説明

基礎構造

【課題】
構造躯体や外壁の主材として木材を使用しない上部構造を有する建物において、可及的少ない防蟻剤を用いて効果的に白蟻を駆除することができる基礎構造及び防蟻剤の配置方法を提供することを目的とする。
【解決方法】
少なくとも構造躯体が鉄骨又は鉄筋コンクリートにより構成され、内装材及び下地材の全部又は一部に木材を用いる上部構造を支持する基礎構造であって、前記上部構造下方の空間の一部又は全部を包囲した状態で前記上部構造を支持する連続壁部を備え、前記連続壁部により包囲される床下空間には、当該連続壁部から所定間隔だけ離れた1又は複数位置に、固形の防蟻剤が配置されていることを特徴とする基礎構造が提供される。

【発明の詳細な説明】
【技術分野】
【0001】
本発明は、住宅等の建物の基礎構造に関する。また、住宅等の建物の基礎構造における防蟻剤の配置方法に関する。
【背景技術】
【0002】
従来、建物の基礎及び1階床部に包囲される床下空間は、外環境よりも温度環境及び湿度環境が良好に保たれるため、当該床下空間に白蟻の侵入があると、継続的な白蟻コロニーが形成されてしまう虞がある。これに対し、床下空間に薬剤を散布することが考えられるが、当該薬剤は僅かな隙間でも通過することが考えられるため、1階床部よりも上方で生活する居住者等に悪影響を及ぼしかねない。

__指示__
(A) 基礎構造についての本文の【解決方法】で、上部構造の構造躯体を構成するとされている材料は何か。
(B) 基礎構造についての本文を、最後の文の後から書き継げ。

(データセットからの抜粋)
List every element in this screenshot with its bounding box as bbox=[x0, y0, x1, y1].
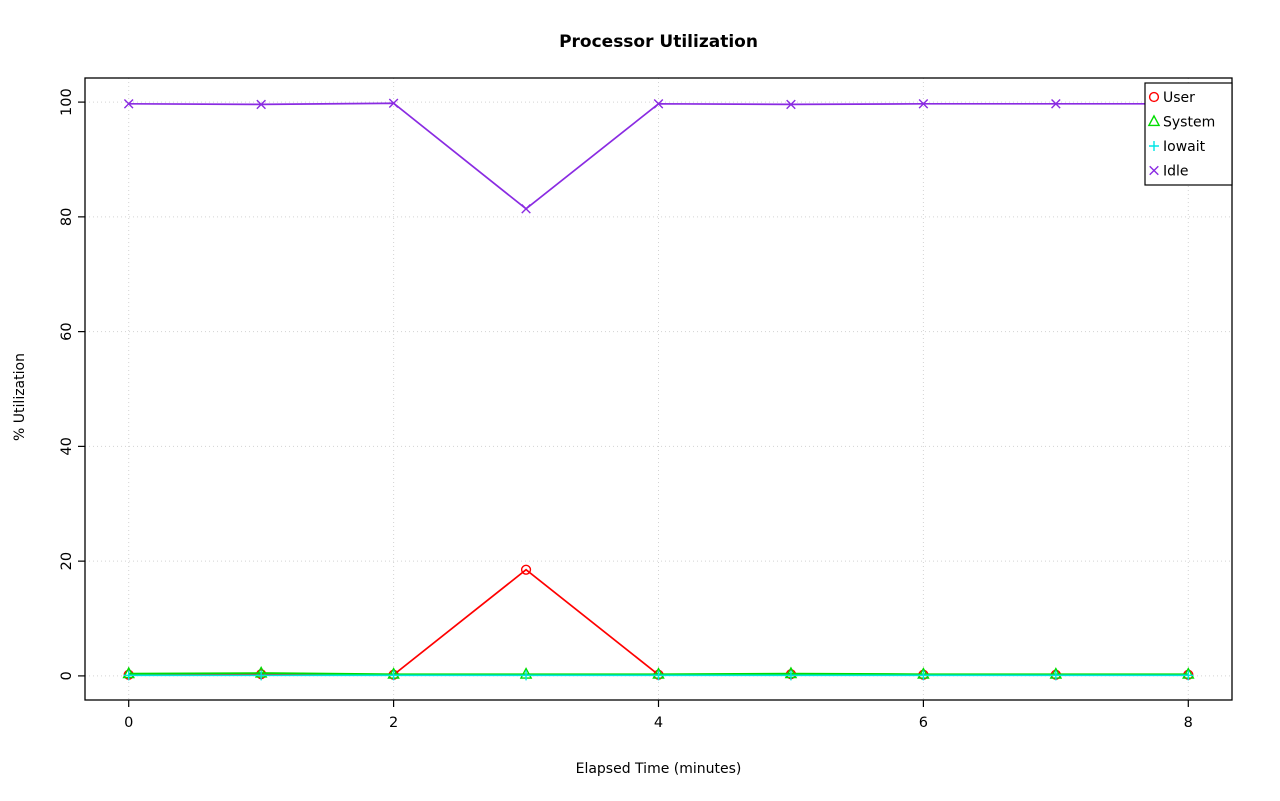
marker-plus bbox=[785, 670, 796, 681]
marker-plus bbox=[918, 670, 929, 681]
marker-plus bbox=[653, 670, 664, 681]
x-tick-label: 4 bbox=[654, 715, 663, 731]
marker-plus bbox=[1149, 141, 1159, 151]
marker-x bbox=[521, 204, 531, 214]
x-tick-label: 6 bbox=[919, 715, 928, 731]
legend-label-idle: Idle bbox=[1163, 164, 1189, 180]
marker-x bbox=[653, 99, 664, 109]
marker-triangle bbox=[1147, 114, 1161, 127]
x-tick-label: 8 bbox=[1184, 715, 1193, 731]
marker-plus bbox=[256, 670, 267, 681]
marker-plus bbox=[1050, 670, 1061, 681]
marker-x bbox=[388, 98, 399, 109]
marker-plus bbox=[1183, 670, 1194, 681]
marker-circle bbox=[520, 564, 532, 575]
legend-label-user: User bbox=[1163, 90, 1195, 106]
y-tick-label: 100 bbox=[59, 88, 75, 116]
series-line-idle bbox=[128, 102, 1189, 210]
y-tick-label: 80 bbox=[59, 208, 75, 226]
marker-x bbox=[256, 99, 266, 110]
y-axis-label: % Utilization bbox=[12, 353, 28, 441]
marker-plus bbox=[388, 670, 399, 681]
marker-x bbox=[786, 99, 796, 110]
legend-box bbox=[1144, 82, 1233, 186]
marker-x bbox=[123, 99, 134, 109]
marker-plus bbox=[521, 670, 532, 681]
marker-x bbox=[1051, 99, 1061, 109]
legend-label-iowait: Iowait bbox=[1163, 139, 1206, 155]
y-tick-label: 0 bbox=[59, 671, 75, 680]
y-tick-label: 20 bbox=[59, 552, 75, 570]
x-tick-label: 0 bbox=[124, 715, 133, 731]
y-tick-label: 60 bbox=[59, 322, 75, 340]
plot-box bbox=[84, 77, 1233, 701]
legend-label-system: System bbox=[1163, 115, 1215, 131]
marker-plus bbox=[123, 670, 134, 681]
marker-x bbox=[1149, 165, 1159, 176]
marker-x bbox=[918, 99, 929, 109]
chart-title: Processor Utilization bbox=[559, 32, 758, 52]
y-tick-label: 40 bbox=[59, 437, 75, 455]
x-tick-label: 2 bbox=[389, 715, 398, 731]
marker-circle bbox=[1148, 91, 1160, 103]
x-axis-label: Elapsed Time (minutes) bbox=[575, 761, 742, 777]
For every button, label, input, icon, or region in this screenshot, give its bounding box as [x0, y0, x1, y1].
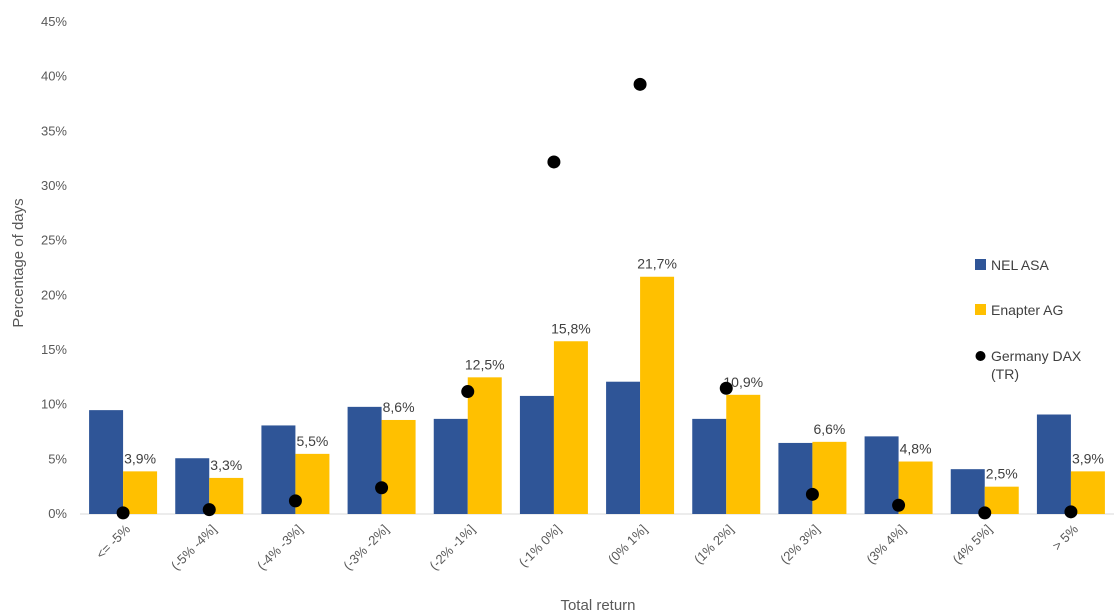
data-label: 6,6%	[813, 421, 845, 437]
x-tick-label: (4% 5%]	[950, 522, 995, 567]
data-label: 3,9%	[124, 450, 156, 466]
bar-nel-asa	[692, 418, 727, 514]
points-group	[116, 77, 1078, 520]
bar-enapter-ag	[553, 341, 588, 514]
bar-nel-asa	[864, 436, 899, 514]
bar-nel-asa	[347, 406, 382, 514]
data-labels-group: 3,9% 3,3% 5,5% 8,6% 12,5% 15,8% 21,7% 10,9% 6,6%…	[124, 256, 1104, 482]
bar-enapter-ag	[467, 377, 502, 514]
legend-label: Enapter AG	[991, 302, 1063, 318]
point-germany-dax	[202, 503, 216, 517]
x-tick-label: (-4% -3%]	[254, 522, 305, 573]
point-germany-dax	[805, 487, 819, 501]
legend: NEL ASA Enapter AG Germany DAX (TR)	[975, 257, 1082, 382]
y-tick-label: 45%	[41, 14, 67, 29]
x-tick-label: (-1% 0%]	[516, 522, 564, 570]
point-germany-dax	[116, 506, 130, 520]
bar-enapter-ag	[295, 453, 330, 514]
y-tick-label: 20%	[41, 287, 67, 302]
point-germany-dax	[1064, 505, 1078, 519]
bar-nel-asa	[175, 458, 210, 514]
x-tick-label: (0% 1%]	[605, 522, 650, 567]
point-germany-dax	[978, 506, 992, 520]
data-label: 5,5%	[296, 433, 328, 449]
legend-label: Germany DAX	[991, 348, 1082, 364]
x-tick-label: (-2% -1%]	[426, 522, 477, 573]
y-tick-label: 5%	[48, 451, 67, 466]
bars-group	[89, 276, 1105, 514]
y-axis-title: Percentage of days	[10, 198, 27, 327]
data-label: 12,5%	[465, 356, 505, 372]
bar-nel-asa	[519, 395, 554, 514]
x-tick-label: > 5%	[1049, 521, 1081, 553]
x-tick-label: (1% 2%]	[691, 522, 736, 567]
data-label: 3,3%	[210, 457, 242, 473]
y-tick-label: 15%	[41, 342, 67, 357]
data-label: 2,5%	[986, 466, 1018, 482]
x-tick-label: (3% 4%]	[863, 522, 908, 567]
bar-enapter-ag	[381, 419, 416, 514]
y-axis-ticks: 0% 5% 10% 15% 20% 25% 30% 35% 40% 45%	[41, 14, 67, 521]
point-germany-dax	[375, 481, 389, 495]
data-label: 10,9%	[723, 374, 763, 390]
point-germany-dax	[461, 385, 475, 399]
x-tick-label: (-3% -2%]	[340, 522, 391, 573]
x-tick-label: (2% 3%]	[777, 522, 822, 567]
bar-nel-asa	[1036, 414, 1071, 514]
bar-nel-asa	[950, 469, 985, 514]
y-tick-label: 40%	[41, 69, 67, 84]
y-tick-label: 10%	[41, 397, 67, 412]
y-tick-label: 0%	[48, 506, 67, 521]
y-tick-label: 25%	[41, 233, 67, 248]
bar-nel-asa	[433, 418, 468, 514]
data-label: 15,8%	[551, 320, 591, 336]
x-tick-label: (-5% -4%]	[168, 522, 219, 573]
legend-swatch	[975, 259, 986, 270]
x-axis-ticks: <= -5% (-5% -4%] (-4% -3%] (-3% -2%] (-2% -1…	[93, 521, 1081, 573]
legend-swatch	[975, 304, 986, 315]
bar-enapter-ag	[1070, 471, 1105, 514]
legend-label: (TR)	[991, 366, 1019, 382]
data-label: 21,7%	[637, 256, 677, 272]
bar-enapter-ag	[640, 276, 675, 514]
point-germany-dax	[288, 494, 302, 508]
y-tick-label: 35%	[41, 123, 67, 138]
bar-nel-asa	[778, 442, 813, 514]
point-germany-dax	[633, 77, 647, 91]
bar-enapter-ag	[812, 441, 847, 514]
x-axis-title: Total return	[560, 597, 635, 614]
y-tick-label: 30%	[41, 178, 67, 193]
bar-enapter-ag	[726, 394, 761, 514]
legend-label: NEL ASA	[991, 257, 1050, 273]
data-label: 3,9%	[1072, 450, 1104, 466]
bar-nel-asa	[606, 381, 641, 514]
point-germany-dax	[719, 381, 733, 395]
bar-enapter-ag	[123, 471, 158, 514]
legend-swatch	[975, 351, 986, 361]
data-label: 4,8%	[900, 441, 932, 457]
point-germany-dax	[547, 155, 561, 169]
bar-enapter-ag	[984, 486, 1019, 514]
point-germany-dax	[892, 498, 906, 512]
bar-nel-asa	[89, 410, 124, 514]
data-label: 8,6%	[383, 399, 415, 415]
x-tick-label: <= -5%	[93, 521, 134, 562]
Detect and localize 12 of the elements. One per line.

__最終結果__
(A) 鉄骨又は鉄筋コンクリート

(B)
【0003】
これに対し、特許文献1には、基礎の立上りと土間コンクリートの継ぎ目周囲に防蟻剤を配し、当該防蟻剤を断熱材で包囲する構成が開示されており、これによって、防蟻剤の床下空間内での拡散が可及的防止され、1階床部よりも上方にて生活する居住者への悪影響が回避されるものとなっている。
【0004】
また、白蟻を駆除する方法として、従来は現場での薬液を使用した土壌処理や木部処理が主体として行われて来た。しかし、使用される薬液は人体に有害なものが多く、処理の際の安全性にも問題があった。
【0005】
そこで最近では環境対策、安全対策、効率化の観点から、木材の工場処理、シート工法、ベイト工法などが普及しつつある。特に、ベイト剤(毒餌)を使用したベイト工法は米国に始まり、我国でも4〜5年前から実施され始め、安全でクリーンな工法であって、効率の良い駆除法として注目されている。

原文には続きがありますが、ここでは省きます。